**SHORT TASK:** Pictures do not belong in your copy. Repeat all the other data exactly.

**GIVEN INFORMATION:**

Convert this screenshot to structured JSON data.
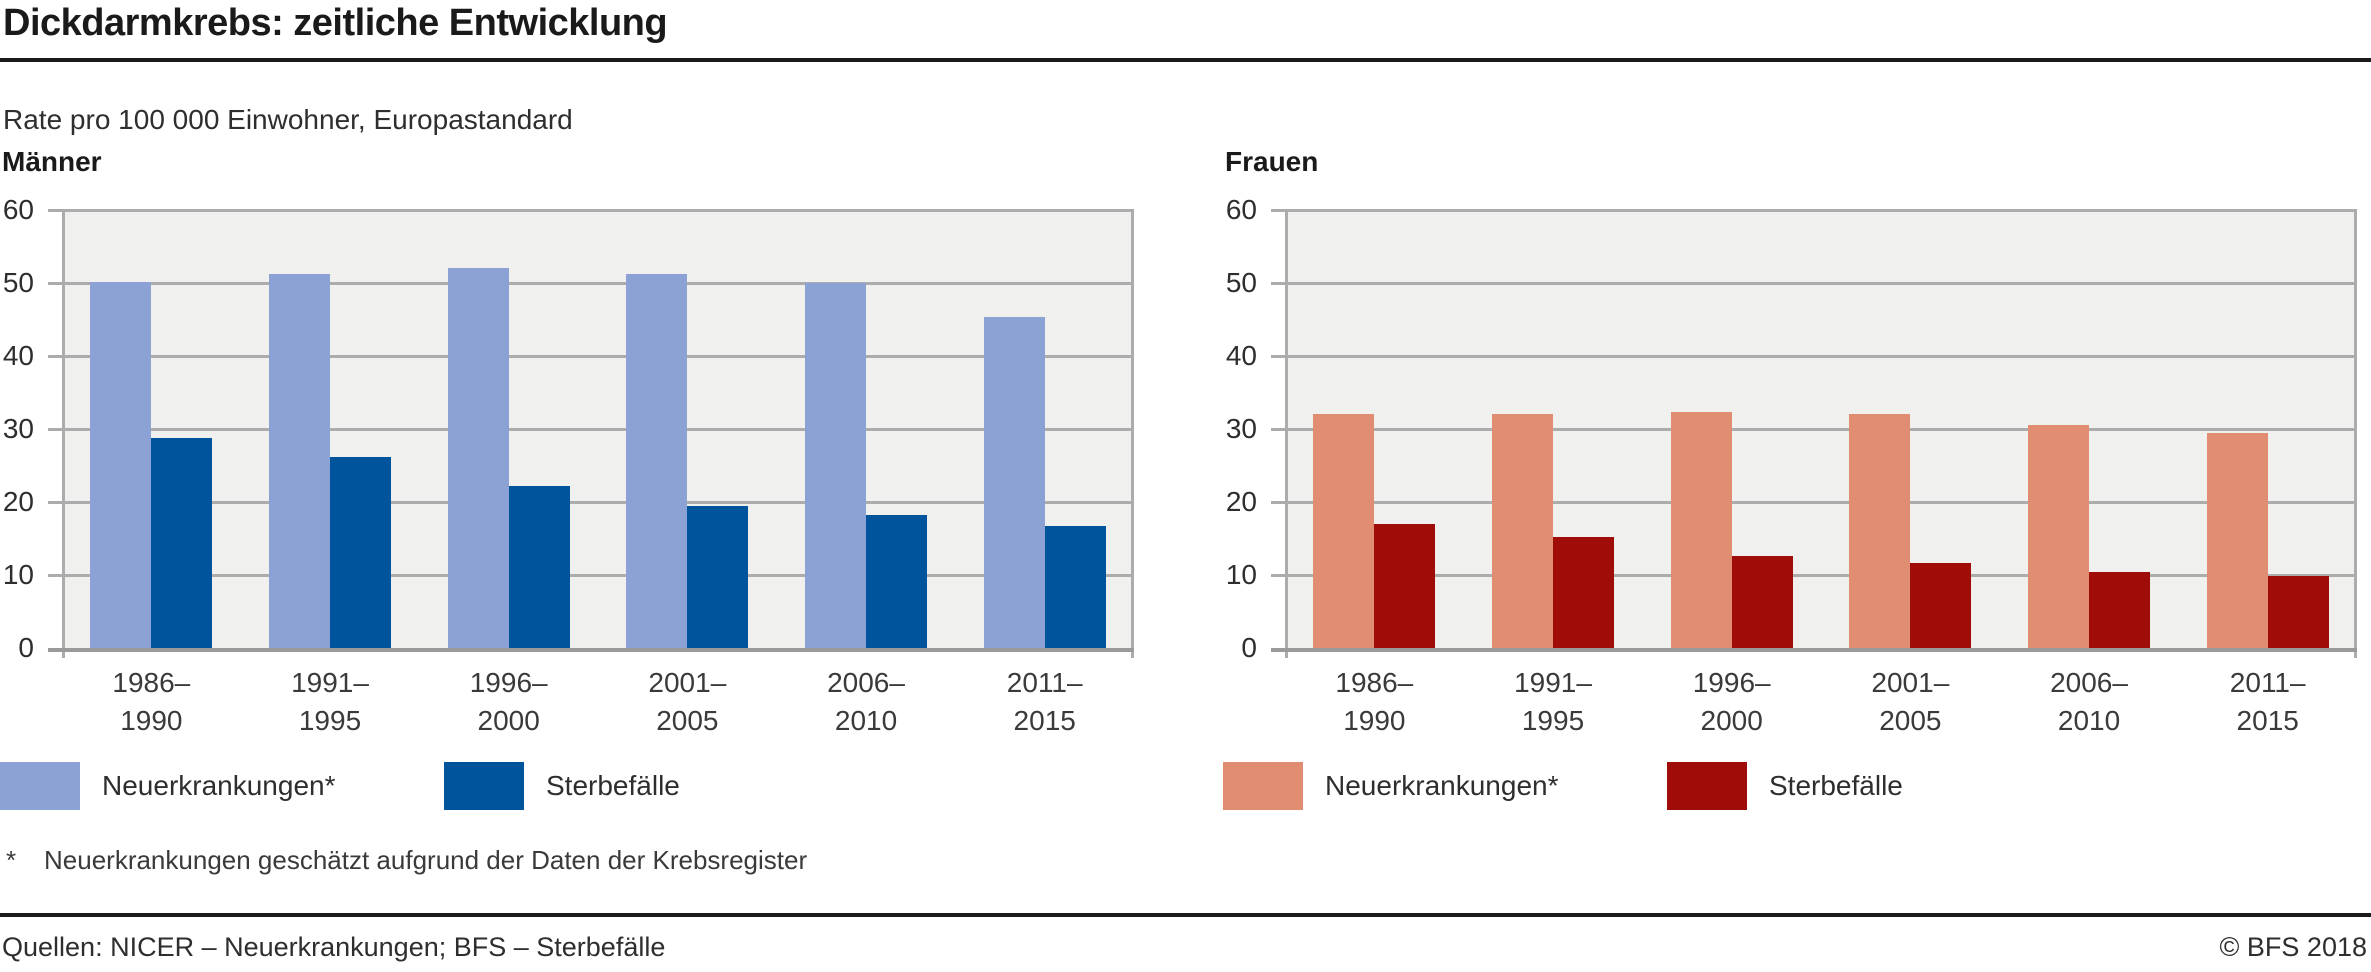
{
  "header": {
    "title": "Dickdarmkrebs: zeitliche Entwicklung",
    "subtitle": "Rate pro 100 000 Einwohner, Europastandard"
  },
  "footnote": {
    "marker": "*",
    "text": "Neuerkrankungen geschätzt aufgrund der Daten der Krebsregister"
  },
  "footer": {
    "sources": "Quellen: NICER – Neuerkrankungen; BFS – Sterbefälle",
    "copyright": "© BFS 2018"
  },
  "chart_data": [
    {
      "type": "bar",
      "title": "Männer",
      "ylabel": "Rate pro 100 000 Einwohner, Europastandard",
      "ylim": [
        0,
        60
      ],
      "yticks": [
        0,
        10,
        20,
        30,
        40,
        50,
        60
      ],
      "grid": true,
      "legend_position": "bottom",
      "plot_background": "#f0f0ef",
      "categories": [
        {
          "line1": "1986–",
          "line2": "1990"
        },
        {
          "line1": "1991–",
          "line2": "1995"
        },
        {
          "line1": "1996–",
          "line2": "2000"
        },
        {
          "line1": "2001–",
          "line2": "2005"
        },
        {
          "line1": "2006–",
          "line2": "2010"
        },
        {
          "line1": "2011–",
          "line2": "2015"
        }
      ],
      "series": [
        {
          "name": "Neuerkrankungen*",
          "color": "#8ca2d4",
          "values": [
            50.1,
            51.3,
            52.0,
            51.3,
            50.0,
            45.4
          ]
        },
        {
          "name": "Sterbefälle",
          "color": "#00549b",
          "values": [
            28.8,
            26.2,
            22.2,
            19.4,
            18.2,
            16.7
          ]
        }
      ]
    },
    {
      "type": "bar",
      "title": "Frauen",
      "ylabel": "Rate pro 100 000 Einwohner, Europastandard",
      "ylim": [
        0,
        60
      ],
      "yticks": [
        0,
        10,
        20,
        30,
        40,
        50,
        60
      ],
      "grid": true,
      "legend_position": "bottom",
      "plot_background": "#f0f0ef",
      "categories": [
        {
          "line1": "1986–",
          "line2": "1990"
        },
        {
          "line1": "1991–",
          "line2": "1995"
        },
        {
          "line1": "1996–",
          "line2": "2000"
        },
        {
          "line1": "2001–",
          "line2": "2005"
        },
        {
          "line1": "2006–",
          "line2": "2010"
        },
        {
          "line1": "2011–",
          "line2": "2015"
        }
      ],
      "series": [
        {
          "name": "Neuerkrankungen*",
          "color": "#e08d72",
          "values": [
            32.1,
            32.0,
            32.3,
            32.1,
            30.5,
            29.5
          ]
        },
        {
          "name": "Sterbefälle",
          "color": "#a00c07",
          "values": [
            17.0,
            15.2,
            12.6,
            11.6,
            10.4,
            9.9
          ]
        }
      ]
    }
  ]
}
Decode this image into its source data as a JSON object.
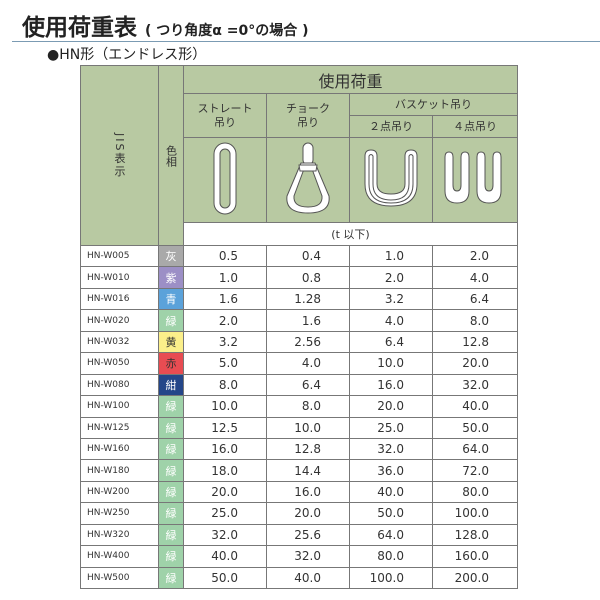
{
  "title": "使用荷重表",
  "subtitle": "( つり角度α =0°の場合 )",
  "section": "●HN形（エンドレス形）",
  "header": {
    "jis": "JIS表示",
    "color": "色相",
    "load": "使用荷重",
    "straight": "ストレート吊り",
    "choke": "チョーク吊り",
    "basket": "バスケット吊り",
    "two_point": "２点吊り",
    "four_point": "４点吊り",
    "unit": "(t 以下)"
  },
  "icons": [
    "straight-sling-icon",
    "choke-sling-icon",
    "basket-2point-icon",
    "basket-4point-icon"
  ],
  "rows": [
    {
      "code": "HN-W005",
      "color": "灰",
      "bg": "#a9a9a9",
      "fg": "#ffffff",
      "v": [
        "0.5",
        "0.4",
        "1.0",
        "2.0"
      ]
    },
    {
      "code": "HN-W010",
      "color": "紫",
      "bg": "#9c8fc6",
      "fg": "#ffffff",
      "v": [
        "1.0",
        "0.8",
        "2.0",
        "4.0"
      ]
    },
    {
      "code": "HN-W016",
      "color": "青",
      "bg": "#5ba2da",
      "fg": "#ffffff",
      "v": [
        "1.6",
        "1.28",
        "3.2",
        "6.4"
      ]
    },
    {
      "code": "HN-W020",
      "color": "緑",
      "bg": "#9fd2a9",
      "fg": "#ffffff",
      "v": [
        "2.0",
        "1.6",
        "4.0",
        "8.0"
      ]
    },
    {
      "code": "HN-W032",
      "color": "黄",
      "bg": "#fbef8a",
      "fg": "#333333",
      "v": [
        "3.2",
        "2.56",
        "6.4",
        "12.8"
      ]
    },
    {
      "code": "HN-W050",
      "color": "赤",
      "bg": "#e84c52",
      "fg": "#333333",
      "v": [
        "5.0",
        "4.0",
        "10.0",
        "20.0"
      ]
    },
    {
      "code": "HN-W080",
      "color": "紺",
      "bg": "#244689",
      "fg": "#ffffff",
      "v": [
        "8.0",
        "6.4",
        "16.0",
        "32.0"
      ]
    },
    {
      "code": "HN-W100",
      "color": "緑",
      "bg": "#9fd2a9",
      "fg": "#ffffff",
      "v": [
        "10.0",
        "8.0",
        "20.0",
        "40.0"
      ]
    },
    {
      "code": "HN-W125",
      "color": "緑",
      "bg": "#9fd2a9",
      "fg": "#ffffff",
      "v": [
        "12.5",
        "10.0",
        "25.0",
        "50.0"
      ]
    },
    {
      "code": "HN-W160",
      "color": "緑",
      "bg": "#9fd2a9",
      "fg": "#ffffff",
      "v": [
        "16.0",
        "12.8",
        "32.0",
        "64.0"
      ]
    },
    {
      "code": "HN-W180",
      "color": "緑",
      "bg": "#9fd2a9",
      "fg": "#ffffff",
      "v": [
        "18.0",
        "14.4",
        "36.0",
        "72.0"
      ]
    },
    {
      "code": "HN-W200",
      "color": "緑",
      "bg": "#9fd2a9",
      "fg": "#ffffff",
      "v": [
        "20.0",
        "16.0",
        "40.0",
        "80.0"
      ]
    },
    {
      "code": "HN-W250",
      "color": "緑",
      "bg": "#9fd2a9",
      "fg": "#ffffff",
      "v": [
        "25.0",
        "20.0",
        "50.0",
        "100.0"
      ]
    },
    {
      "code": "HN-W320",
      "color": "緑",
      "bg": "#9fd2a9",
      "fg": "#ffffff",
      "v": [
        "32.0",
        "25.6",
        "64.0",
        "128.0"
      ]
    },
    {
      "code": "HN-W400",
      "color": "緑",
      "bg": "#9fd2a9",
      "fg": "#ffffff",
      "v": [
        "40.0",
        "32.0",
        "80.0",
        "160.0"
      ]
    },
    {
      "code": "HN-W500",
      "color": "緑",
      "bg": "#9fd2a9",
      "fg": "#ffffff",
      "v": [
        "50.0",
        "40.0",
        "100.0",
        "200.0"
      ]
    }
  ]
}
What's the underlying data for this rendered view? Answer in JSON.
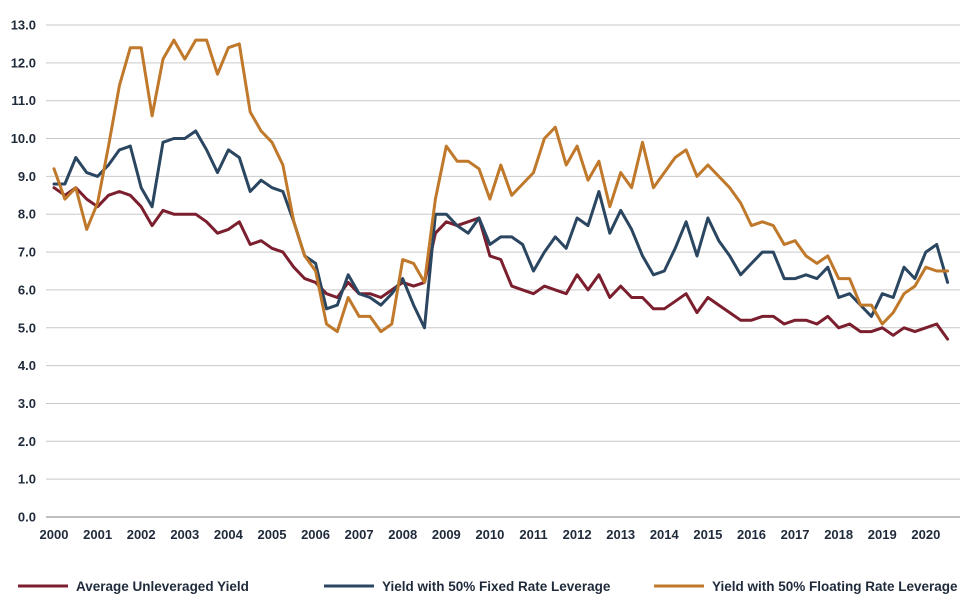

**THE SOLUTION:**
Convert this screenshot to structured JSON data.
{
  "header": {
    "title": "Dickdarmkrebs: zeitliche Entwicklung",
    "subtitle": "Rate pro 100 000 Einwohner, Europastandard"
  },
  "footnote": {
    "marker": "*",
    "text": "Neuerkrankungen geschätzt aufgrund der Daten der Krebsregister"
  },
  "footer": {
    "sources": "Quellen: NICER – Neuerkrankungen; BFS – Sterbefälle",
    "copyright": "© BFS 2018"
  },
  "chart_data": [
    {
      "type": "bar",
      "title": "Männer",
      "ylabel": "Rate pro 100 000 Einwohner, Europastandard",
      "ylim": [
        0,
        60
      ],
      "yticks": [
        0,
        10,
        20,
        30,
        40,
        50,
        60
      ],
      "grid": true,
      "legend_position": "bottom",
      "plot_background": "#f0f0ef",
      "categories": [
        {
          "line1": "1986–",
          "line2": "1990"
        },
        {
          "line1": "1991–",
          "line2": "1995"
        },
        {
          "line1": "1996–",
          "line2": "2000"
        },
        {
          "line1": "2001–",
          "line2": "2005"
        },
        {
          "line1": "2006–",
          "line2": "2010"
        },
        {
          "line1": "2011–",
          "line2": "2015"
        }
      ],
      "series": [
        {
          "name": "Neuerkrankungen*",
          "color": "#8ca2d4",
          "values": [
            50.1,
            51.3,
            52.0,
            51.3,
            50.0,
            45.4
          ]
        },
        {
          "name": "Sterbefälle",
          "color": "#00549b",
          "values": [
            28.8,
            26.2,
            22.2,
            19.4,
            18.2,
            16.7
          ]
        }
      ]
    },
    {
      "type": "bar",
      "title": "Frauen",
      "ylabel": "Rate pro 100 000 Einwohner, Europastandard",
      "ylim": [
        0,
        60
      ],
      "yticks": [
        0,
        10,
        20,
        30,
        40,
        50,
        60
      ],
      "grid": true,
      "legend_position": "bottom",
      "plot_background": "#f0f0ef",
      "categories": [
        {
          "line1": "1986–",
          "line2": "1990"
        },
        {
          "line1": "1991–",
          "line2": "1995"
        },
        {
          "line1": "1996–",
          "line2": "2000"
        },
        {
          "line1": "2001–",
          "line2": "2005"
        },
        {
          "line1": "2006–",
          "line2": "2010"
        },
        {
          "line1": "2011–",
          "line2": "2015"
        }
      ],
      "series": [
        {
          "name": "Neuerkrankungen*",
          "color": "#e08d72",
          "values": [
            32.1,
            32.0,
            32.3,
            32.1,
            30.5,
            29.5
          ]
        },
        {
          "name": "Sterbefälle",
          "color": "#a00c07",
          "values": [
            17.0,
            15.2,
            12.6,
            11.6,
            10.4,
            9.9
          ]
        }
      ]
    }
  ]
}
Decode this image into its source data as a JSON object.
{
  "title": "使用荷重表",
  "subtitle": "( つり角度α =0°の場合 )",
  "section": "●HN形（エンドレス形）",
  "header": {
    "jis": "JIS表示",
    "color": "色相",
    "load": "使用荷重",
    "straight": "ストレート吊り",
    "choke": "チョーク吊り",
    "basket": "バスケット吊り",
    "two_point": "２点吊り",
    "four_point": "４点吊り",
    "unit": "(t 以下)"
  },
  "icons": [
    "straight-sling-icon",
    "choke-sling-icon",
    "basket-2point-icon",
    "basket-4point-icon"
  ],
  "rows": [
    {
      "code": "HN-W005",
      "color": "灰",
      "bg": "#a9a9a9",
      "fg": "#ffffff",
      "v": [
        "0.5",
        "0.4",
        "1.0",
        "2.0"
      ]
    },
    {
      "code": "HN-W010",
      "color": "紫",
      "bg": "#9c8fc6",
      "fg": "#ffffff",
      "v": [
        "1.0",
        "0.8",
        "2.0",
        "4.0"
      ]
    },
    {
      "code": "HN-W016",
      "color": "青",
      "bg": "#5ba2da",
      "fg": "#ffffff",
      "v": [
        "1.6",
        "1.28",
        "3.2",
        "6.4"
      ]
    },
    {
      "code": "HN-W020",
      "color": "緑",
      "bg": "#9fd2a9",
      "fg": "#ffffff",
      "v": [
        "2.0",
        "1.6",
        "4.0",
        "8.0"
      ]
    },
    {
      "code": "HN-W032",
      "color": "黄",
      "bg": "#fbef8a",
      "fg": "#333333",
      "v": [
        "3.2",
        "2.56",
        "6.4",
        "12.8"
      ]
    },
    {
      "code": "HN-W050",
      "color": "赤",
      "bg": "#e84c52",
      "fg": "#333333",
      "v": [
        "5.0",
        "4.0",
        "10.0",
        "20.0"
      ]
    },
    {
      "code": "HN-W080",
      "color": "紺",
      "bg": "#244689",
      "fg": "#ffffff",
      "v": [
        "8.0",
        "6.4",
        "16.0",
        "32.0"
      ]
    },
    {
      "code": "HN-W100",
      "color": "緑",
      "bg": "#9fd2a9",
      "fg": "#ffffff",
      "v": [
        "10.0",
        "8.0",
        "20.0",
        "40.0"
      ]
    },
    {
      "code": "HN-W125",
      "color": "緑",
      "bg": "#9fd2a9",
      "fg": "#ffffff",
      "v": [
        "12.5",
        "10.0",
        "25.0",
        "50.0"
      ]
    },
    {
      "code": "HN-W160",
      "color": "緑",
      "bg": "#9fd2a9",
      "fg": "#ffffff",
      "v": [
        "16.0",
        "12.8",
        "32.0",
        "64.0"
      ]
    },
    {
      "code": "HN-W180",
      "color": "緑",
      "bg": "#9fd2a9",
      "fg": "#ffffff",
      "v": [
        "18.0",
        "14.4",
        "36.0",
        "72.0"
      ]
    },
    {
      "code": "HN-W200",
      "color": "緑",
      "bg": "#9fd2a9",
      "fg": "#ffffff",
      "v": [
        "20.0",
        "16.0",
        "40.0",
        "80.0"
      ]
    },
    {
      "code": "HN-W250",
      "color": "緑",
      "bg": "#9fd2a9",
      "fg": "#ffffff",
      "v": [
        "25.0",
        "20.0",
        "50.0",
        "100.0"
      ]
    },
    {
      "code": "HN-W320",
      "color": "緑",
      "bg": "#9fd2a9",
      "fg": "#ffffff",
      "v": [
        "32.0",
        "25.6",
        "64.0",
        "128.0"
      ]
    },
    {
      "code": "HN-W400",
      "color": "緑",
      "bg": "#9fd2a9",
      "fg": "#ffffff",
      "v": [
        "40.0",
        "32.0",
        "80.0",
        "160.0"
      ]
    },
    {
      "code": "HN-W500",
      "color": "緑",
      "bg": "#9fd2a9",
      "fg": "#ffffff",
      "v": [
        "50.0",
        "40.0",
        "100.0",
        "200.0"
      ]
    }
  ]
}
What's the underlying data for this rendered view? Answer in JSON.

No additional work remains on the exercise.